→ **TASK**: Report each line of the data that has "every" somewhere in it.

→ **GIVEN ENTRIES**:
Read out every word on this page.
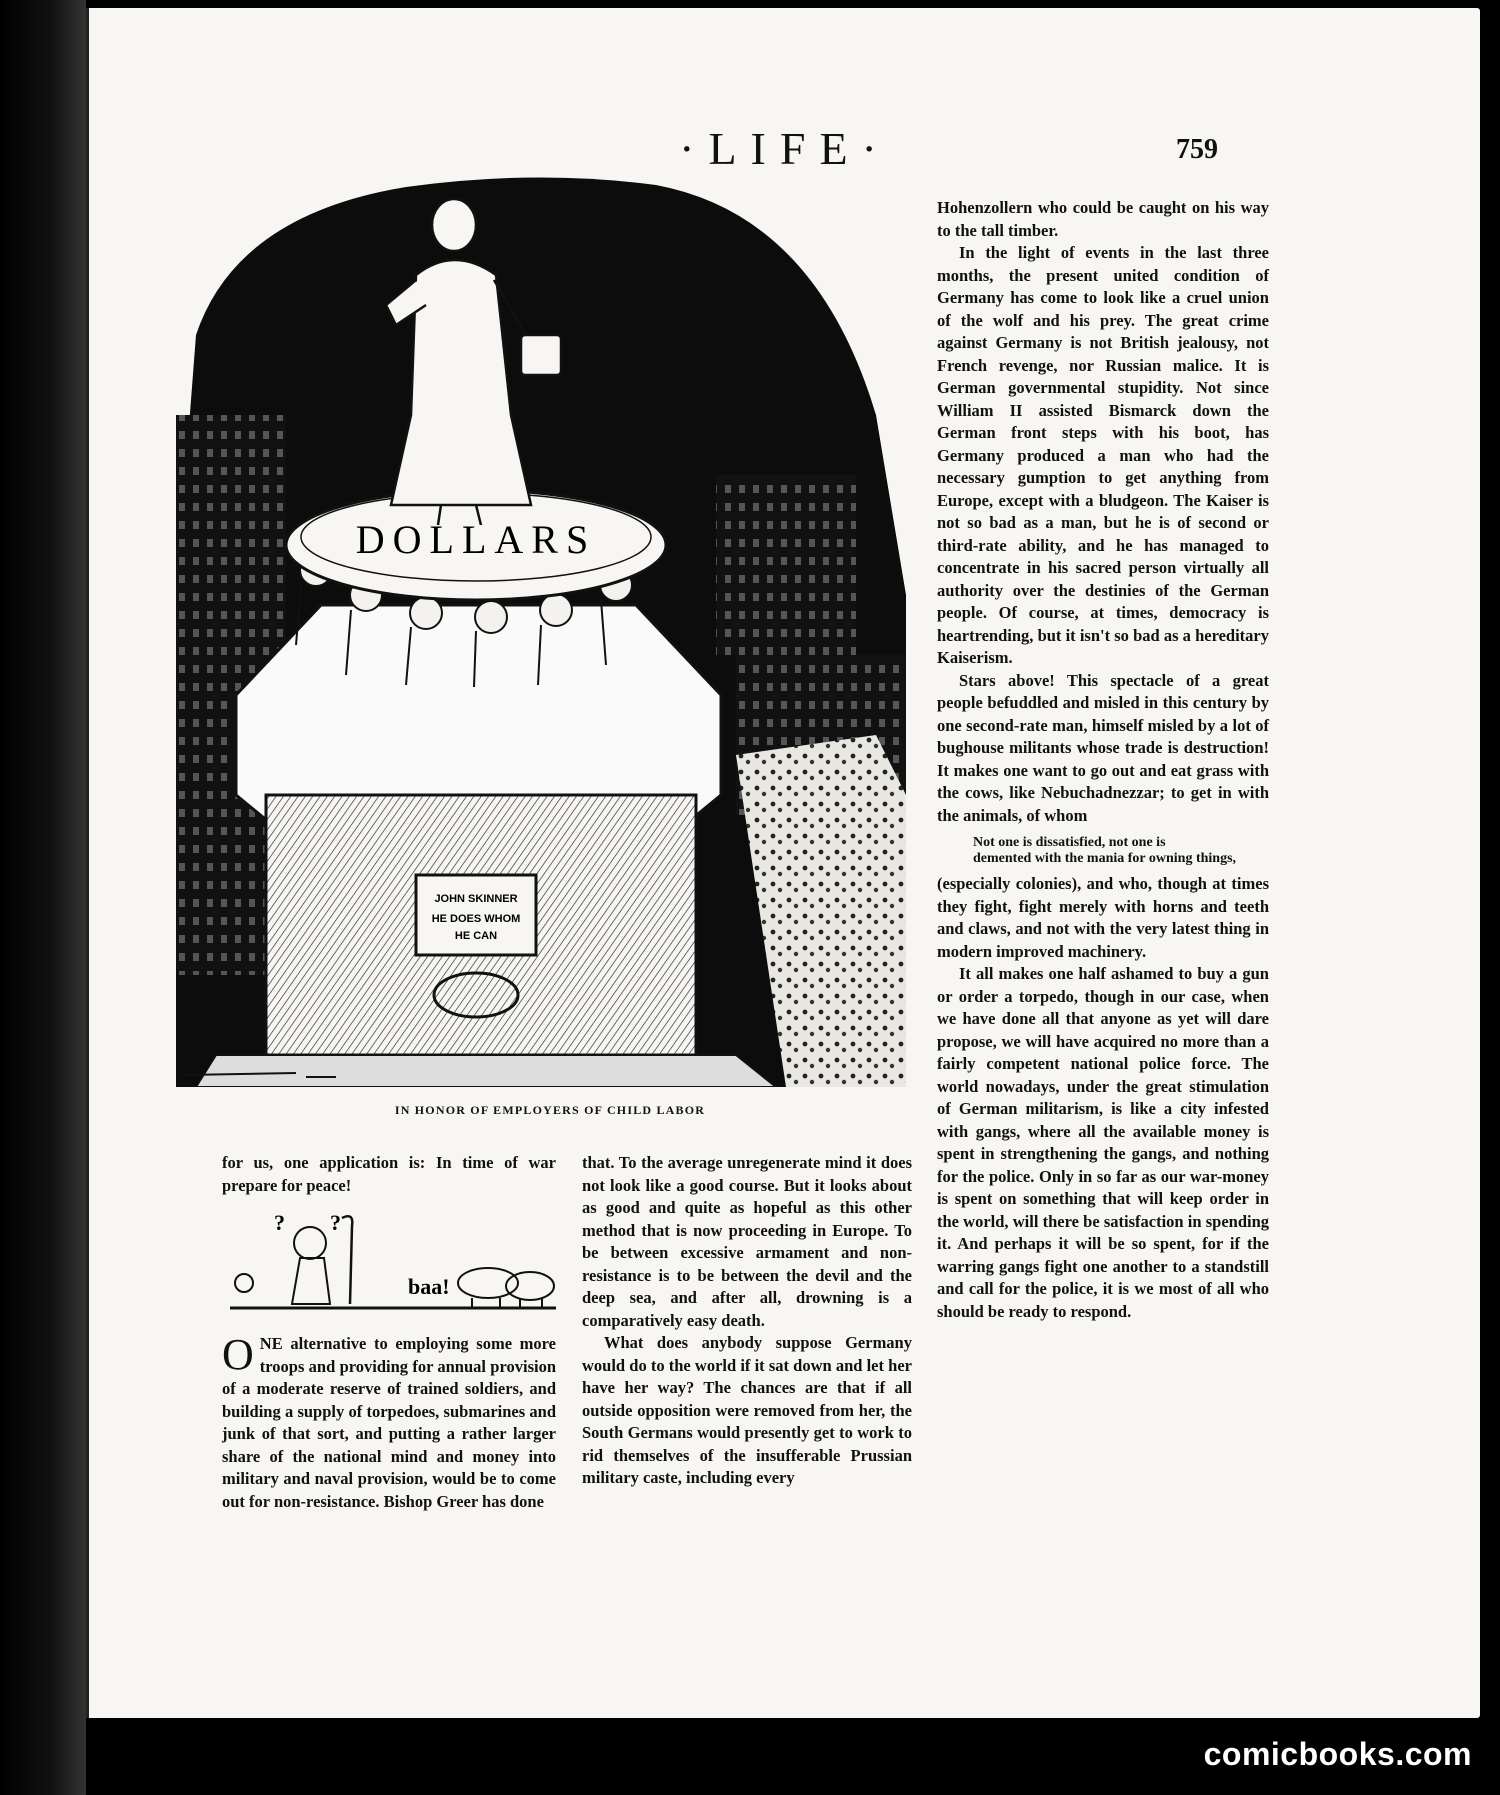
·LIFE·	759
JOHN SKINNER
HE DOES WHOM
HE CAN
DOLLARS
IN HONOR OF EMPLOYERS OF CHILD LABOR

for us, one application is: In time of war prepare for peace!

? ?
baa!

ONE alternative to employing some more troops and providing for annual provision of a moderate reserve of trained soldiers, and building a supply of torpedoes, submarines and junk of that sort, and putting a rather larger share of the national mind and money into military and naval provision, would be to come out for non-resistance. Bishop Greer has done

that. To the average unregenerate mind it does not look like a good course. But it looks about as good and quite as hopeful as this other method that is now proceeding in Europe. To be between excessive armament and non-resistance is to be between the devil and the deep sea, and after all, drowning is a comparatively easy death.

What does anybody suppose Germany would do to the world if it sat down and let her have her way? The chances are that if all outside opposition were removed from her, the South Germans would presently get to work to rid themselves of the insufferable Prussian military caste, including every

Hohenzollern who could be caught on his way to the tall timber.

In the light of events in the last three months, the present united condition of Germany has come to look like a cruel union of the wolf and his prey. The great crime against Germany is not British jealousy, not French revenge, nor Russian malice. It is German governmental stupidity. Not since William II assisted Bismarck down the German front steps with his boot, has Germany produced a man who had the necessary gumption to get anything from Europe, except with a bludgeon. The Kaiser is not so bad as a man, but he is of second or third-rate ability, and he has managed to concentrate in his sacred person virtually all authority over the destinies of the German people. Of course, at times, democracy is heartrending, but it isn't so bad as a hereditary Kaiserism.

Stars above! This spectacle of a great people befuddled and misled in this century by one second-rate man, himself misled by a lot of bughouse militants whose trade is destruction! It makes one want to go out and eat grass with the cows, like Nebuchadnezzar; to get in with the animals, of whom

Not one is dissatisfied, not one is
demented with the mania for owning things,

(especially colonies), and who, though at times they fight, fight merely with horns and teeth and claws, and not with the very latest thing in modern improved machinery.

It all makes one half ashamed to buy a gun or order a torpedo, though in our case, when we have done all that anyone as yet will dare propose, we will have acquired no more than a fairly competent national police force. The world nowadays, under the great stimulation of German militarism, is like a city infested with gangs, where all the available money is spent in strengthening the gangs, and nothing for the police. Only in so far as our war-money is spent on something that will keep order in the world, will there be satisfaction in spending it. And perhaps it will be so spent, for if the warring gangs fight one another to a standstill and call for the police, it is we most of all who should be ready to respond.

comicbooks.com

→ **WRITTEN SOLUTION**:
Read out every word on this page.
What does anybody suppose Germany would do to the world if it sat down and let her have her way? The chances are that if all outside opposition were removed from her, the South Germans would presently get to work to rid themselves of the insufferable Prussian military caste, including every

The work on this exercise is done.